# Trecho do documento
>>>
Esclareço que não estou sugerindo que a população deixe de se proteger para adquirir uma possível imunidade. Isso seria uma insanidade e certamente trágico. Pelo contrário, estou sugerindo que se abra uma discussão sobre uma possível imunização natural daquelas pessoas que tem menos de 40 anos, que façam parte do grupo de pessoas que inevitavelmente se contaminará e que se disponibilizem para essa missão.
Aproveito, para registrar que faço parte da população citada. Tenho 35 anos, sou médico, moro sozinho, trabalho em emergências públicas e privadas todos os dias. A minha contaminação é questão de tempo. Se a maioria da população terá coronavirus nos próximos meses, o que falar de mim que estou diariamente atendendo pacientes nas unidades de pronto-atendimento? Tenho tomado todos os cuidados possíveis, mas única possibilidade de eu realmente me proteger desse vírus seria parar de trabalhar. Não posso fazer isso no momento que meu país mais precisa de mim. Mas também não posso me omitir sabendo que eu sou um transmissor em potencial. Tenho certeza que como eu, muitos outros profissionais tem a mesma preocupação. Não queremos ser o principal veículo de contaminação do nosso povo.
<<<
# Registros fornecidos
>>>
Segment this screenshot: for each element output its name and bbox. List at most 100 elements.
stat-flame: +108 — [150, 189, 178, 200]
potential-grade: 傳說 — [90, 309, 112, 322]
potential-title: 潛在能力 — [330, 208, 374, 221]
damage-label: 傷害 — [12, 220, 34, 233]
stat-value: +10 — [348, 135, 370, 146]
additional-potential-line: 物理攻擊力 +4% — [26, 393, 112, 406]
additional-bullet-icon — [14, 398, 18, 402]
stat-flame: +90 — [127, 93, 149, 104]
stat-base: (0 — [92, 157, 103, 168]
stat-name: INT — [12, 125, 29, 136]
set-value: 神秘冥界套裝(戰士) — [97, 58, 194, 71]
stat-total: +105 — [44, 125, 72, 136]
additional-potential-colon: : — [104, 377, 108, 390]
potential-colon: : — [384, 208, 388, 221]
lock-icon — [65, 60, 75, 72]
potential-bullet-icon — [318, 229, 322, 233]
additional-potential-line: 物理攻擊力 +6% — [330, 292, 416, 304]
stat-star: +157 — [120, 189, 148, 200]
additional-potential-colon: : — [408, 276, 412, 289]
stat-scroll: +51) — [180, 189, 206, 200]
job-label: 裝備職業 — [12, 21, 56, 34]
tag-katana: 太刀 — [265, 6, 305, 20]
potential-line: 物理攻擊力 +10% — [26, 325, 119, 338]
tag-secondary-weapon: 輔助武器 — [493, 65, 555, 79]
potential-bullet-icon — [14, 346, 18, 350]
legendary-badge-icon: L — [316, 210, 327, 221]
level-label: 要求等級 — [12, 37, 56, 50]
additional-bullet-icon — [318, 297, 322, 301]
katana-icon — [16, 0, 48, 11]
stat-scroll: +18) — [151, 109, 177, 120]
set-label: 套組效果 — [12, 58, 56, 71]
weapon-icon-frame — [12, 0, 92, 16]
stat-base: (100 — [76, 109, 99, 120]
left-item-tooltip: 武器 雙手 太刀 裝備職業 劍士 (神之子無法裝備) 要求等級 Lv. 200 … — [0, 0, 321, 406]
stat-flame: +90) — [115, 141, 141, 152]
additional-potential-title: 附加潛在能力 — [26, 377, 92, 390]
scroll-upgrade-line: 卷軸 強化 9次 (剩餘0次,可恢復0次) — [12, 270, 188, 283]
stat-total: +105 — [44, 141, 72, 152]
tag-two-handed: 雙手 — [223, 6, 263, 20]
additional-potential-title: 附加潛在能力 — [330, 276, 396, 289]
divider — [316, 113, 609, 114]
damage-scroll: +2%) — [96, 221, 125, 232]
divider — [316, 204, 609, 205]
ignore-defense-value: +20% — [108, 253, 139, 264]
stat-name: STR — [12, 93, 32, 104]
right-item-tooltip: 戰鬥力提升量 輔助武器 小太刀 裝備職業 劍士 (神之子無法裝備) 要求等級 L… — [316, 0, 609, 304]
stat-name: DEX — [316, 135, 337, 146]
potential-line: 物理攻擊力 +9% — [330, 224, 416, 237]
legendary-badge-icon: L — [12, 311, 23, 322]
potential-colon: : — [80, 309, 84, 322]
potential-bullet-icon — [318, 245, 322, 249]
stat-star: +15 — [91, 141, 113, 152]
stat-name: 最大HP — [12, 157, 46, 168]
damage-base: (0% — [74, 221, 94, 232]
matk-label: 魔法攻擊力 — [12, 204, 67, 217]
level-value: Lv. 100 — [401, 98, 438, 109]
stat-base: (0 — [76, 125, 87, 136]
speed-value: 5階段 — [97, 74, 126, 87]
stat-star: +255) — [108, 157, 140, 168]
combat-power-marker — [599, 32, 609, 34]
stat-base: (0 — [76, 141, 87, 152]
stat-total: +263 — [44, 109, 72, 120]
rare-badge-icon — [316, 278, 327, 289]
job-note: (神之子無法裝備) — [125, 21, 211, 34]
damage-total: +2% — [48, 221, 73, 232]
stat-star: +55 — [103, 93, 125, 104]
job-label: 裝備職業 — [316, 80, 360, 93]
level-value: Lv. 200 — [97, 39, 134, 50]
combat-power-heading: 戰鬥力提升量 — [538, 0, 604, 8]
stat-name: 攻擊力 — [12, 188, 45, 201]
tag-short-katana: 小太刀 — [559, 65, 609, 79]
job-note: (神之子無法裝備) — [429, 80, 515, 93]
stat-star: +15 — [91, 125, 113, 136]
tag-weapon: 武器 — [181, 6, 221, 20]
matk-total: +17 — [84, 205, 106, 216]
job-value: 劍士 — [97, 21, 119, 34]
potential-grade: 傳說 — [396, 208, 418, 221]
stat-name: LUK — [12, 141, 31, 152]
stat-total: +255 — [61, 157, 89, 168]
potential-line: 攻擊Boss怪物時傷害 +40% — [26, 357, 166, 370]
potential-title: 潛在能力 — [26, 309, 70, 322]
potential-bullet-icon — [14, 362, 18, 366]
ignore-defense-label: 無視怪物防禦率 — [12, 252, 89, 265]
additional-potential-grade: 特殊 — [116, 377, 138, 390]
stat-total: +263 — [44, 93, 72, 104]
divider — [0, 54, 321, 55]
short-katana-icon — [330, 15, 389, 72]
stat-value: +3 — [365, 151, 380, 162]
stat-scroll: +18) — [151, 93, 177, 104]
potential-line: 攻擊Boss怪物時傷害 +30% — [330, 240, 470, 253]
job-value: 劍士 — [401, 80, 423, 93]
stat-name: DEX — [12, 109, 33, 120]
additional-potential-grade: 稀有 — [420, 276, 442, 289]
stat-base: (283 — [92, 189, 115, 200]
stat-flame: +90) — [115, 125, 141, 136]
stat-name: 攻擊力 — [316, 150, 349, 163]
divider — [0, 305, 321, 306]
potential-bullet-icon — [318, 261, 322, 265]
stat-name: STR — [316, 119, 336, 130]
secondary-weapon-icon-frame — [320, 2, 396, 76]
<<<
# Objetivo do exercício
Devolva, sem nenhuma alteração, a parte do trecho sobre imunização natural que vai de "Aproveito, para registrar" até "do nosso povo.", inclusive. Os registros não têm relação com o trecho.

# Resposta esperada
Aproveito, para registrar que faço parte da população citada. Tenho 35 anos, sou médico, moro sozinho, trabalho em emergências públicas e privadas todos os dias. A minha contaminação é questão de tempo. Se a maioria da população terá coronavirus nos próximos meses, o que falar de mim que estou diariamente atendendo pacientes nas unidades de pronto-atendimento? Tenho tomado todos os cuidados possíveis, mas única possibilidade de eu realmente me proteger desse vírus seria parar de trabalhar. Não posso fazer isso no momento que meu país mais precisa de mim. Mas também não posso me omitir sabendo que eu sou um transmissor em potencial. Tenho certeza que como eu, muitos outros profissionais tem a mesma preocupação. Não queremos ser o principal veículo de contaminação do nosso povo.